**RECORDS TO USE:**

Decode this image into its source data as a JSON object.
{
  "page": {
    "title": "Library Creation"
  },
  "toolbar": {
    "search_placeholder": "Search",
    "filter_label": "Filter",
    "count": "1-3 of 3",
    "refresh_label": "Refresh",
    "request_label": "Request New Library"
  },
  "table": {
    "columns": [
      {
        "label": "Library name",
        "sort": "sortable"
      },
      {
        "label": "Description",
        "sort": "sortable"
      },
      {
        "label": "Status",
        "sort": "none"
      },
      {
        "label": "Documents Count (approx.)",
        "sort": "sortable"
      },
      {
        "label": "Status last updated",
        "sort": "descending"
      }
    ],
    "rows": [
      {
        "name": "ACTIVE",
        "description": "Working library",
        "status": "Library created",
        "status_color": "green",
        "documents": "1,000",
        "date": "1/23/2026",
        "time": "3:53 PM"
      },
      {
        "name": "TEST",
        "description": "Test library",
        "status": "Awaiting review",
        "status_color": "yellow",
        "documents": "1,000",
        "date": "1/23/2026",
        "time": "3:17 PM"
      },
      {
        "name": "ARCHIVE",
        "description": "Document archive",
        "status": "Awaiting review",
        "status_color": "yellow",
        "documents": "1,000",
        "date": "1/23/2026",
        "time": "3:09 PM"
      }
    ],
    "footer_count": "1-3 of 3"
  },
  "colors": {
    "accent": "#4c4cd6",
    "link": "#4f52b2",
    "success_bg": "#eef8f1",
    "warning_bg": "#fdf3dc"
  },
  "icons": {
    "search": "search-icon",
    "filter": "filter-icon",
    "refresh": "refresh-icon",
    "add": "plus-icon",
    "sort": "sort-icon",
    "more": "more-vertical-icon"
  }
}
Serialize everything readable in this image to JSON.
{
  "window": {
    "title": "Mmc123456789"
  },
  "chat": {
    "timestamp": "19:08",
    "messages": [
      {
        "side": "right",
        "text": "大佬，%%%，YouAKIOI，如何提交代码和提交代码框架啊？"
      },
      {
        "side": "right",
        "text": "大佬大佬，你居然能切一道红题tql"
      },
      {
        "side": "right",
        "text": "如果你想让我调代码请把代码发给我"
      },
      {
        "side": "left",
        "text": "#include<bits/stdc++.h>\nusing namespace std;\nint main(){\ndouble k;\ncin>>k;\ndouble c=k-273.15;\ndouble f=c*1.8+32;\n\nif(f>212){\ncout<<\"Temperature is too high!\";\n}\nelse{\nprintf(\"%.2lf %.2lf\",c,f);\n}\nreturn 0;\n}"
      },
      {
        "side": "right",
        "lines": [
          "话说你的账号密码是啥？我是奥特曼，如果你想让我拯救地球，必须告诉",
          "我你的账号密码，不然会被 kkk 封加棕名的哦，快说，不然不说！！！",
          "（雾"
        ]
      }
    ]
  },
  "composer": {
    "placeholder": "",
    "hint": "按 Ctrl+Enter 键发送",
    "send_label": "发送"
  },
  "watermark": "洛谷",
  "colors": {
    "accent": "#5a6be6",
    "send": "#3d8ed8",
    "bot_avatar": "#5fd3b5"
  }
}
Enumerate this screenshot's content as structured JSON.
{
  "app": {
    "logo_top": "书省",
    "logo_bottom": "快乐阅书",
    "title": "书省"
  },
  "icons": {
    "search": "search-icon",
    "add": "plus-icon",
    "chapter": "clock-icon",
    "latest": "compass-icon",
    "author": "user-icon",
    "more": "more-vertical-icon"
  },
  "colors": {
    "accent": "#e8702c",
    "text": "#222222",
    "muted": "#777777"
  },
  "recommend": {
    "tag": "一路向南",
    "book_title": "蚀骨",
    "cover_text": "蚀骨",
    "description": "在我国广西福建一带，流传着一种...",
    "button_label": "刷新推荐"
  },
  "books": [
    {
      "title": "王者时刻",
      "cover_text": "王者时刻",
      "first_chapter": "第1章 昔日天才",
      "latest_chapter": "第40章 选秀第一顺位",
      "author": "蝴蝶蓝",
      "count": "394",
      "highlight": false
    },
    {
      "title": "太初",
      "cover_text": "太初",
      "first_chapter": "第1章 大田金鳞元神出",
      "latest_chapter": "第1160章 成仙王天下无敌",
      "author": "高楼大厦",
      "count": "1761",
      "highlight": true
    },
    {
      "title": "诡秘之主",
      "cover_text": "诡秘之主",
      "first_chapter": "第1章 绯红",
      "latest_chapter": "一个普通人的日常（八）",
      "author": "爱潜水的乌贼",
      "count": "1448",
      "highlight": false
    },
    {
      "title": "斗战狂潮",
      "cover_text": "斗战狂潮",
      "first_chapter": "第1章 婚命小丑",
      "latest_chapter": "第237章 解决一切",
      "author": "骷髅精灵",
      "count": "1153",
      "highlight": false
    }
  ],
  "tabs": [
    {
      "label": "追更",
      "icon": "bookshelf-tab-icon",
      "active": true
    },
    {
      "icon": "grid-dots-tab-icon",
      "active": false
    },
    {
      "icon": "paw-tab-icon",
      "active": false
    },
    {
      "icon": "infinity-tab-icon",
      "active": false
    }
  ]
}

**TASK OBJECTIVE:**
Write out the complete set of records exactly as given.

**TASK OUTPUT:**
Decode this image into its source data as a JSON object.
{
  "page": {
    "title": "Library Creation"
  },
  "toolbar": {
    "search_placeholder": "Search",
    "filter_label": "Filter",
    "count": "1-3 of 3",
    "refresh_label": "Refresh",
    "request_label": "Request New Library"
  },
  "table": {
    "columns": [
      {
        "label": "Library name",
        "sort": "sortable"
      },
      {
        "label": "Description",
        "sort": "sortable"
      },
      {
        "label": "Status",
        "sort": "none"
      },
      {
        "label": "Documents Count (approx.)",
        "sort": "sortable"
      },
      {
        "label": "Status last updated",
        "sort": "descending"
      }
    ],
    "rows": [
      {
        "name": "ACTIVE",
        "description": "Working library",
        "status": "Library created",
        "status_color": "green",
        "documents": "1,000",
        "date": "1/23/2026",
        "time": "3:53 PM"
      },
      {
        "name": "TEST",
        "description": "Test library",
        "status": "Awaiting review",
        "status_color": "yellow",
        "documents": "1,000",
        "date": "1/23/2026",
        "time": "3:17 PM"
      },
      {
        "name": "ARCHIVE",
        "description": "Document archive",
        "status": "Awaiting review",
        "status_color": "yellow",
        "documents": "1,000",
        "date": "1/23/2026",
        "time": "3:09 PM"
      }
    ],
    "footer_count": "1-3 of 3"
  },
  "colors": {
    "accent": "#4c4cd6",
    "link": "#4f52b2",
    "success_bg": "#eef8f1",
    "warning_bg": "#fdf3dc"
  },
  "icons": {
    "search": "search-icon",
    "filter": "filter-icon",
    "refresh": "refresh-icon",
    "add": "plus-icon",
    "sort": "sort-icon",
    "more": "more-vertical-icon"
  }
}
Serialize everything readable in this image to JSON.
{
  "window": {
    "title": "Mmc123456789"
  },
  "chat": {
    "timestamp": "19:08",
    "messages": [
      {
        "side": "right",
        "text": "大佬，%%%，YouAKIOI，如何提交代码和提交代码框架啊？"
      },
      {
        "side": "right",
        "text": "大佬大佬，你居然能切一道红题tql"
      },
      {
        "side": "right",
        "text": "如果你想让我调代码请把代码发给我"
      },
      {
        "side": "left",
        "text": "#include<bits/stdc++.h>\nusing namespace std;\nint main(){\ndouble k;\ncin>>k;\ndouble c=k-273.15;\ndouble f=c*1.8+32;\n\nif(f>212){\ncout<<\"Temperature is too high!\";\n}\nelse{\nprintf(\"%.2lf %.2lf\",c,f);\n}\nreturn 0;\n}"
      },
      {
        "side": "right",
        "lines": [
          "话说你的账号密码是啥？我是奥特曼，如果你想让我拯救地球，必须告诉",
          "我你的账号密码，不然会被 kkk 封加棕名的哦，快说，不然不说！！！",
          "（雾"
        ]
      }
    ]
  },
  "composer": {
    "placeholder": "",
    "hint": "按 Ctrl+Enter 键发送",
    "send_label": "发送"
  },
  "watermark": "洛谷",
  "colors": {
    "accent": "#5a6be6",
    "send": "#3d8ed8",
    "bot_avatar": "#5fd3b5"
  }
}
Enumerate this screenshot's content as structured JSON.
{
  "app": {
    "logo_top": "书省",
    "logo_bottom": "快乐阅书",
    "title": "书省"
  },
  "icons": {
    "search": "search-icon",
    "add": "plus-icon",
    "chapter": "clock-icon",
    "latest": "compass-icon",
    "author": "user-icon",
    "more": "more-vertical-icon"
  },
  "colors": {
    "accent": "#e8702c",
    "text": "#222222",
    "muted": "#777777"
  },
  "recommend": {
    "tag": "一路向南",
    "book_title": "蚀骨",
    "cover_text": "蚀骨",
    "description": "在我国广西福建一带，流传着一种...",
    "button_label": "刷新推荐"
  },
  "books": [
    {
      "title": "王者时刻",
      "cover_text": "王者时刻",
      "first_chapter": "第1章 昔日天才",
      "latest_chapter": "第40章 选秀第一顺位",
      "author": "蝴蝶蓝",
      "count": "394",
      "highlight": false
    },
    {
      "title": "太初",
      "cover_text": "太初",
      "first_chapter": "第1章 大田金鳞元神出",
      "latest_chapter": "第1160章 成仙王天下无敌",
      "author": "高楼大厦",
      "count": "1761",
      "highlight": true
    },
    {
      "title": "诡秘之主",
      "cover_text": "诡秘之主",
      "first_chapter": "第1章 绯红",
      "latest_chapter": "一个普通人的日常（八）",
      "author": "爱潜水的乌贼",
      "count": "1448",
      "highlight": false
    },
    {
      "title": "斗战狂潮",
      "cover_text": "斗战狂潮",
      "first_chapter": "第1章 婚命小丑",
      "latest_chapter": "第237章 解决一切",
      "author": "骷髅精灵",
      "count": "1153",
      "highlight": false
    }
  ],
  "tabs": [
    {
      "label": "追更",
      "icon": "bookshelf-tab-icon",
      "active": true
    },
    {
      "icon": "grid-dots-tab-icon",
      "active": false
    },
    {
      "icon": "paw-tab-icon",
      "active": false
    },
    {
      "icon": "infinity-tab-icon",
      "active": false
    }
  ]
}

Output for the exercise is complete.